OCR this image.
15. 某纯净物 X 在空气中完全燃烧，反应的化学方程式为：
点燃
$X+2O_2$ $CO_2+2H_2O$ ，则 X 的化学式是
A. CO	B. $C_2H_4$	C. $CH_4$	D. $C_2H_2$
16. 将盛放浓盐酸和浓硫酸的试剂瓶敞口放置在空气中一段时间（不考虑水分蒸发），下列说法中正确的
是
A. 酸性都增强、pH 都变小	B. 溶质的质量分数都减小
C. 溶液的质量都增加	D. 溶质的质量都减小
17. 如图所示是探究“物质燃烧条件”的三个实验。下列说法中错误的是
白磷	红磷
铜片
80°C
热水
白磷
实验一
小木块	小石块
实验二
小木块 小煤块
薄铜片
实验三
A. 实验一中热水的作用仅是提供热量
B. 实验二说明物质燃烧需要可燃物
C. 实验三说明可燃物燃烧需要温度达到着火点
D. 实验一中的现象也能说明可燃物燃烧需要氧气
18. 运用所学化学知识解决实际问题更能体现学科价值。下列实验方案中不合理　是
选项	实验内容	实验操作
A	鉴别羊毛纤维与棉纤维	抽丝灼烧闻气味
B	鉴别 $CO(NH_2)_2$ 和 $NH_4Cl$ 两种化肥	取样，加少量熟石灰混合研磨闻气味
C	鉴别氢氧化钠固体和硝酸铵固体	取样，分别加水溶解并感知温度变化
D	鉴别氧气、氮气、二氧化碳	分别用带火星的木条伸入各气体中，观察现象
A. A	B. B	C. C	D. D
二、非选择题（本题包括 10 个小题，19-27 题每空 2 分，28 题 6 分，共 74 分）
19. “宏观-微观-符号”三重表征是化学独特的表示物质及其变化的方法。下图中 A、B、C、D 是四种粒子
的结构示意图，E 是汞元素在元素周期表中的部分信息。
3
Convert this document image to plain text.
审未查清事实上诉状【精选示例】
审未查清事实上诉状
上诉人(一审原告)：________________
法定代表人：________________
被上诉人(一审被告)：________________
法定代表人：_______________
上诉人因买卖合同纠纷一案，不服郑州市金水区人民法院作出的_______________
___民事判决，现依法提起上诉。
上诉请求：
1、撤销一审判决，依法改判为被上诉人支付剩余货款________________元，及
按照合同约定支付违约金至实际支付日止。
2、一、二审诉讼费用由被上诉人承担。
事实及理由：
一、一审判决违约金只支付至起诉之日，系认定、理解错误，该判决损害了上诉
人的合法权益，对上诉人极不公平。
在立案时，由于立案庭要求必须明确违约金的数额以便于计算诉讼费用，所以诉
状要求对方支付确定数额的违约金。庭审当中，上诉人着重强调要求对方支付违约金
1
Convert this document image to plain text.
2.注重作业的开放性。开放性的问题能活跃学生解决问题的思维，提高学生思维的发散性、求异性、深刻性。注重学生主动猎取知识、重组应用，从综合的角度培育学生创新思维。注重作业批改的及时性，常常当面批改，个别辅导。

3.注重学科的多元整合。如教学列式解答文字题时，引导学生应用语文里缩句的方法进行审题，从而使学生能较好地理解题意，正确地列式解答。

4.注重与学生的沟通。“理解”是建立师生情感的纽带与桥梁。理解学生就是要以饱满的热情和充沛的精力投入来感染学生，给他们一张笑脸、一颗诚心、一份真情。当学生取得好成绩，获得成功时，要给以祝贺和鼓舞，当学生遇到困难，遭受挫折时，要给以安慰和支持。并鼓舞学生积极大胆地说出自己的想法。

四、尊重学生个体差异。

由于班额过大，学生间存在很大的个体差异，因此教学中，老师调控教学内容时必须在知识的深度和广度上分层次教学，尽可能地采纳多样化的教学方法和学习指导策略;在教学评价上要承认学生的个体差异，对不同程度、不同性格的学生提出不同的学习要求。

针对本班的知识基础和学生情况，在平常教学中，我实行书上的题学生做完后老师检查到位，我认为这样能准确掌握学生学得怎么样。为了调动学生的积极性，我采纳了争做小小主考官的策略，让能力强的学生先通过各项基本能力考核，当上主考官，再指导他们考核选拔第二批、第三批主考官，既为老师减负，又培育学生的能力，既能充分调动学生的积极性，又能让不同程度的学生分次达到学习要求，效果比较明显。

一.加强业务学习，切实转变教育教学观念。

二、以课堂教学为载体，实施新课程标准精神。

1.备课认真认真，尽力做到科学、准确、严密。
────────────────
Your goal:
Reproduce all of the data exactly as given.

Result below:
OCR this image.
15. 某纯净物 X 在空气中完全燃烧，反应的化学方程式为：
点燃
$X+2O_2$ $CO_2+2H_2O$ ，则 X 的化学式是
A. CO	B. $C_2H_4$	C. $CH_4$	D. $C_2H_2$
16. 将盛放浓盐酸和浓硫酸的试剂瓶敞口放置在空气中一段时间（不考虑水分蒸发），下列说法中正确的
是
A. 酸性都增强、pH 都变小	B. 溶质的质量分数都减小
C. 溶液的质量都增加	D. 溶质的质量都减小
17. 如图所示是探究“物质燃烧条件”的三个实验。下列说法中错误的是
白磷	红磷
铜片
80°C
热水
白磷
实验一
小木块	小石块
实验二
小木块 小煤块
薄铜片
实验三
A. 实验一中热水的作用仅是提供热量
B. 实验二说明物质燃烧需要可燃物
C. 实验三说明可燃物燃烧需要温度达到着火点
D. 实验一中的现象也能说明可燃物燃烧需要氧气
18. 运用所学化学知识解决实际问题更能体现学科价值。下列实验方案中不合理　是
选项	实验内容	实验操作
A	鉴别羊毛纤维与棉纤维	抽丝灼烧闻气味
B	鉴别 $CO(NH_2)_2$ 和 $NH_4Cl$ 两种化肥	取样，加少量熟石灰混合研磨闻气味
C	鉴别氢氧化钠固体和硝酸铵固体	取样，分别加水溶解并感知温度变化
D	鉴别氧气、氮气、二氧化碳	分别用带火星的木条伸入各气体中，观察现象
A. A	B. B	C. C	D. D
二、非选择题（本题包括 10 个小题，19-27 题每空 2 分，28 题 6 分，共 74 分）
19. “宏观-微观-符号”三重表征是化学独特的表示物质及其变化的方法。下图中 A、B、C、D 是四种粒子
的结构示意图，E 是汞元素在元素周期表中的部分信息。
3
Convert this document image to plain text.
审未查清事实上诉状【精选示例】
审未查清事实上诉状
上诉人(一审原告)：________________
法定代表人：________________
被上诉人(一审被告)：________________
法定代表人：_______________
上诉人因买卖合同纠纷一案，不服郑州市金水区人民法院作出的_______________
___民事判决，现依法提起上诉。
上诉请求：
1、撤销一审判决，依法改判为被上诉人支付剩余货款________________元，及
按照合同约定支付违约金至实际支付日止。
2、一、二审诉讼费用由被上诉人承担。
事实及理由：
一、一审判决违约金只支付至起诉之日，系认定、理解错误，该判决损害了上诉
人的合法权益，对上诉人极不公平。
在立案时，由于立案庭要求必须明确违约金的数额以便于计算诉讼费用，所以诉
状要求对方支付确定数额的违约金。庭审当中，上诉人着重强调要求对方支付违约金
1
Convert this document image to plain text.
2.注重作业的开放性。开放性的问题能活跃学生解决问题的思维，提高学生思维的发散性、求异性、深刻性。注重学生主动猎取知识、重组应用，从综合的角度培育学生创新思维。注重作业批改的及时性，常常当面批改，个别辅导。

3.注重学科的多元整合。如教学列式解答文字题时，引导学生应用语文里缩句的方法进行审题，从而使学生能较好地理解题意，正确地列式解答。

4.注重与学生的沟通。“理解”是建立师生情感的纽带与桥梁。理解学生就是要以饱满的热情和充沛的精力投入来感染学生，给他们一张笑脸、一颗诚心、一份真情。当学生取得好成绩，获得成功时，要给以祝贺和鼓舞，当学生遇到困难，遭受挫折时，要给以安慰和支持。并鼓舞学生积极大胆地说出自己的想法。

四、尊重学生个体差异。

由于班额过大，学生间存在很大的个体差异，因此教学中，老师调控教学内容时必须在知识的深度和广度上分层次教学，尽可能地采纳多样化的教学方法和学习指导策略;在教学评价上要承认学生的个体差异，对不同程度、不同性格的学生提出不同的学习要求。

针对本班的知识基础和学生情况，在平常教学中，我实行书上的题学生做完后老师检查到位，我认为这样能准确掌握学生学得怎么样。为了调动学生的积极性，我采纳了争做小小主考官的策略，让能力强的学生先通过各项基本能力考核，当上主考官，再指导他们考核选拔第二批、第三批主考官，既为老师减负，又培育学生的能力，既能充分调动学生的积极性，又能让不同程度的学生分次达到学习要求，效果比较明显。

一.加强业务学习，切实转变教育教学观念。

二、以课堂教学为载体，实施新课程标准精神。

1.备课认真认真，尽力做到科学、准确、严密。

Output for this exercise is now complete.